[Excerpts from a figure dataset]
- - - - - - -
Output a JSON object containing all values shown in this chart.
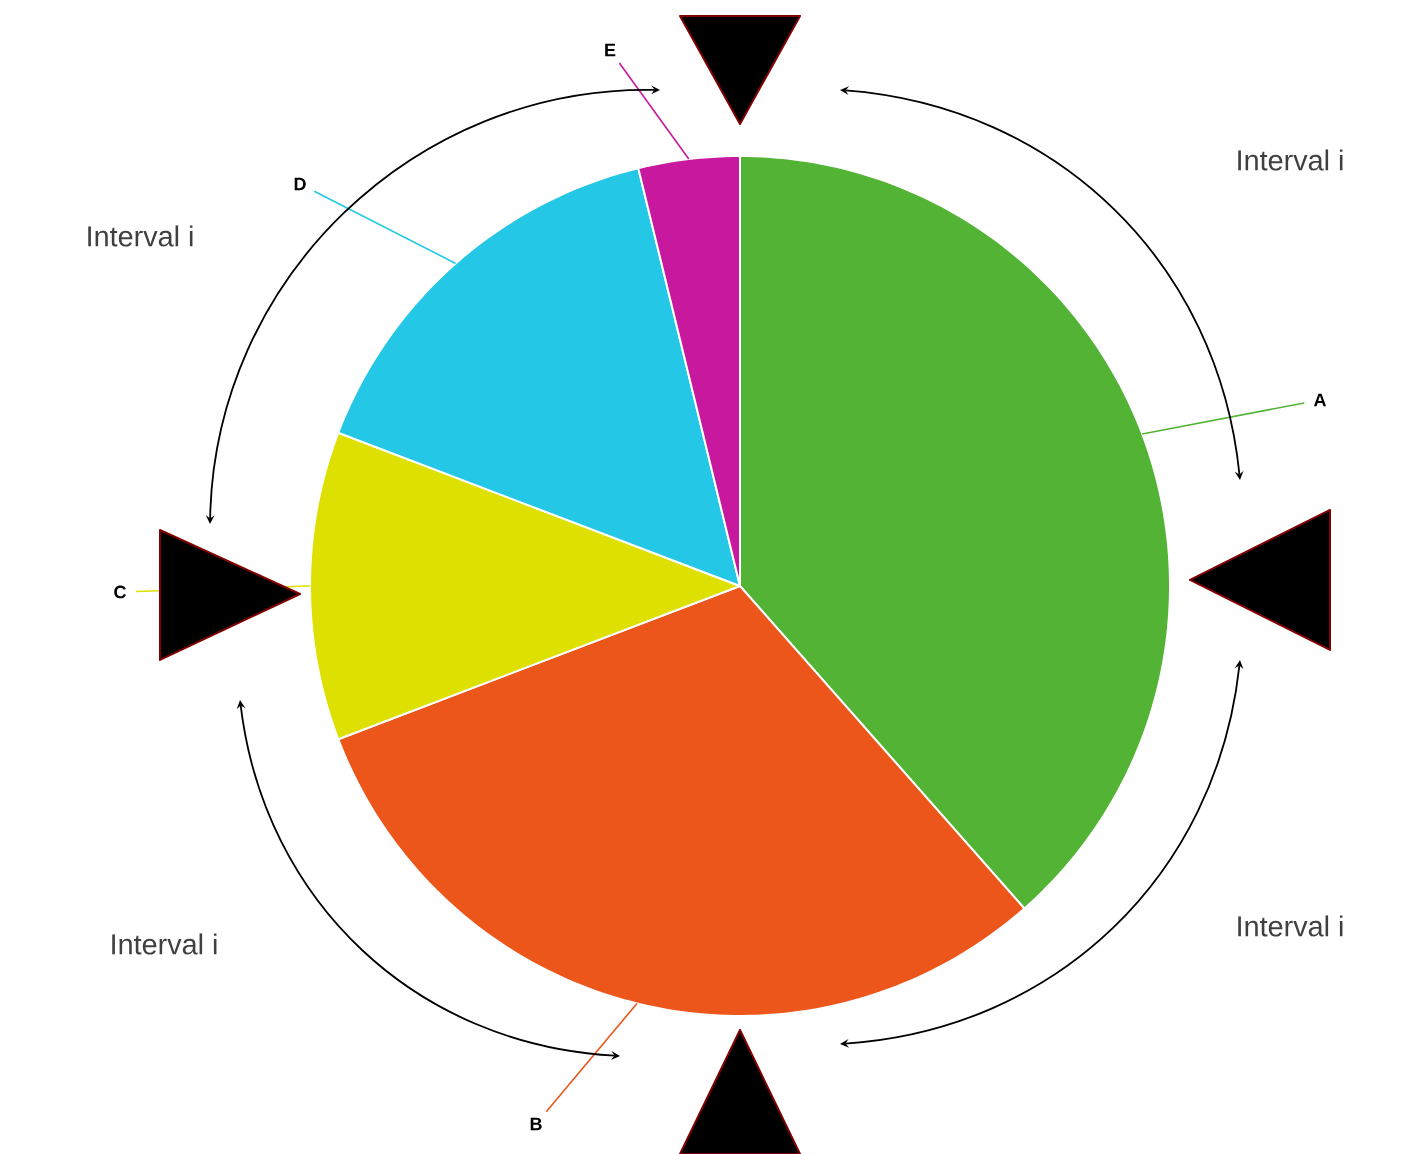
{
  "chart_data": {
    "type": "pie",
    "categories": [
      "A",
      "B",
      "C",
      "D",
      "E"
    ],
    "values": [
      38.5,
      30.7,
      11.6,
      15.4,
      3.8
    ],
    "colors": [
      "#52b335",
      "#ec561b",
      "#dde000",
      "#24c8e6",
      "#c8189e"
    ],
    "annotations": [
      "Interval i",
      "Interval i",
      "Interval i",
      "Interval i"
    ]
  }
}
- - - - - - -
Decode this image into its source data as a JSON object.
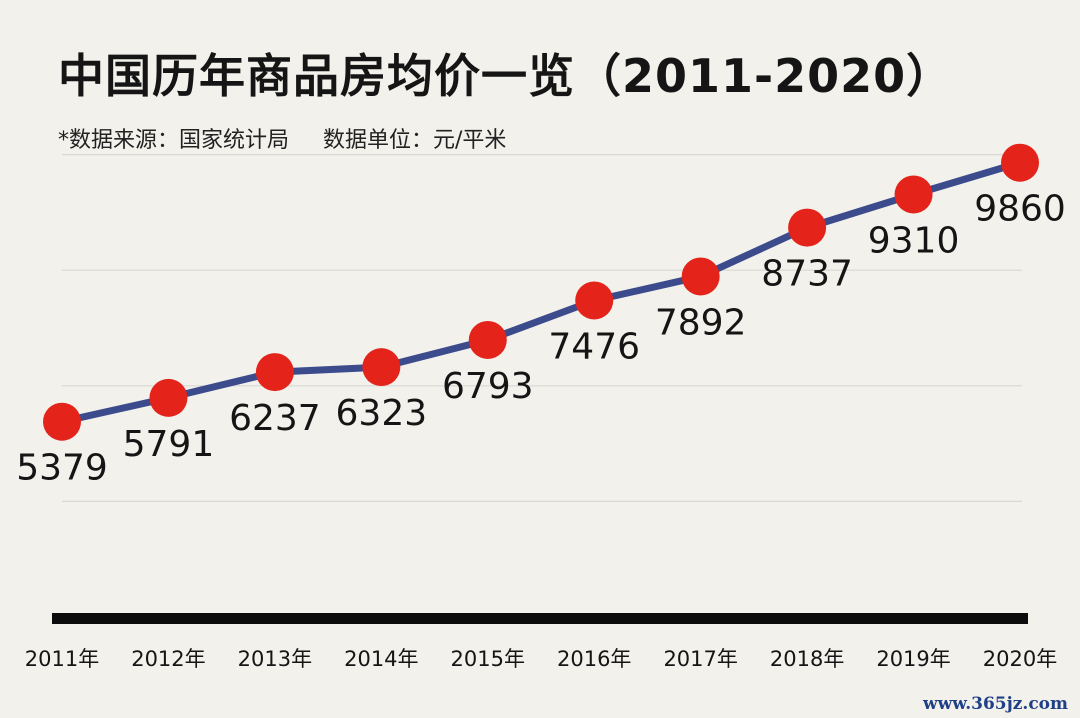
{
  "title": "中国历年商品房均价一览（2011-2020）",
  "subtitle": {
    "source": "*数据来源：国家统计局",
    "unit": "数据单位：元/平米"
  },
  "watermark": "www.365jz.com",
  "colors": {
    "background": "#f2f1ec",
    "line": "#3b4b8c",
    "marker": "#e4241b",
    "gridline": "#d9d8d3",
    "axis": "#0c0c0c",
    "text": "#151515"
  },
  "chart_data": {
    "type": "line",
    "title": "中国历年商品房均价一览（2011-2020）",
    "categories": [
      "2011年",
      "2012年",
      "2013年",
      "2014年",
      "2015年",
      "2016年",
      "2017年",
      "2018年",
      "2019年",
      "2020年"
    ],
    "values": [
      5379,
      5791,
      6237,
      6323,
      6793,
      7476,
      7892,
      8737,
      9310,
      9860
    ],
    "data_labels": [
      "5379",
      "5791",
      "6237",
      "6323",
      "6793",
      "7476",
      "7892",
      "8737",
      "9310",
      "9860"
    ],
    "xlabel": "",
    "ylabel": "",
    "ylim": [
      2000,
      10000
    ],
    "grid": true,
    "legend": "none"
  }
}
- - - - - - -
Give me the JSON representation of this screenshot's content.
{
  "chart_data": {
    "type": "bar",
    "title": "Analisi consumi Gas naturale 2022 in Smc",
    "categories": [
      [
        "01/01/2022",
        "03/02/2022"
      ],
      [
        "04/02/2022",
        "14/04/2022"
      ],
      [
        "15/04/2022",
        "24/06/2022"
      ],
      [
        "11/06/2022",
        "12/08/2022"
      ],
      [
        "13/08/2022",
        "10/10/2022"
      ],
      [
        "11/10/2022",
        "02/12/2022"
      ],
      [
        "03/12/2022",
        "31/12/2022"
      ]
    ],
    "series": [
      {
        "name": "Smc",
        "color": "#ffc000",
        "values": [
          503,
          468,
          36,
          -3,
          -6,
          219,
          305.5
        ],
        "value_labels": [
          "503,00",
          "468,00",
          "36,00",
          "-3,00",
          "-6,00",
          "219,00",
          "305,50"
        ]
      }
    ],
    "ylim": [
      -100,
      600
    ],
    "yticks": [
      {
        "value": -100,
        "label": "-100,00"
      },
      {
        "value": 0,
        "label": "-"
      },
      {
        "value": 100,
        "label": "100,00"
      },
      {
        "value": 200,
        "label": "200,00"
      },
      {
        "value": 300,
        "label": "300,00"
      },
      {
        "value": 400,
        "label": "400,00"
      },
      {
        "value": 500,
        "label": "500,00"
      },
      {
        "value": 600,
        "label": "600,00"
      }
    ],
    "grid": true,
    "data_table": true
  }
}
- - - - - - -
- What you will do
Check each line of these records for the string "values" and state only how many lines have it.

- Result of this exercise
4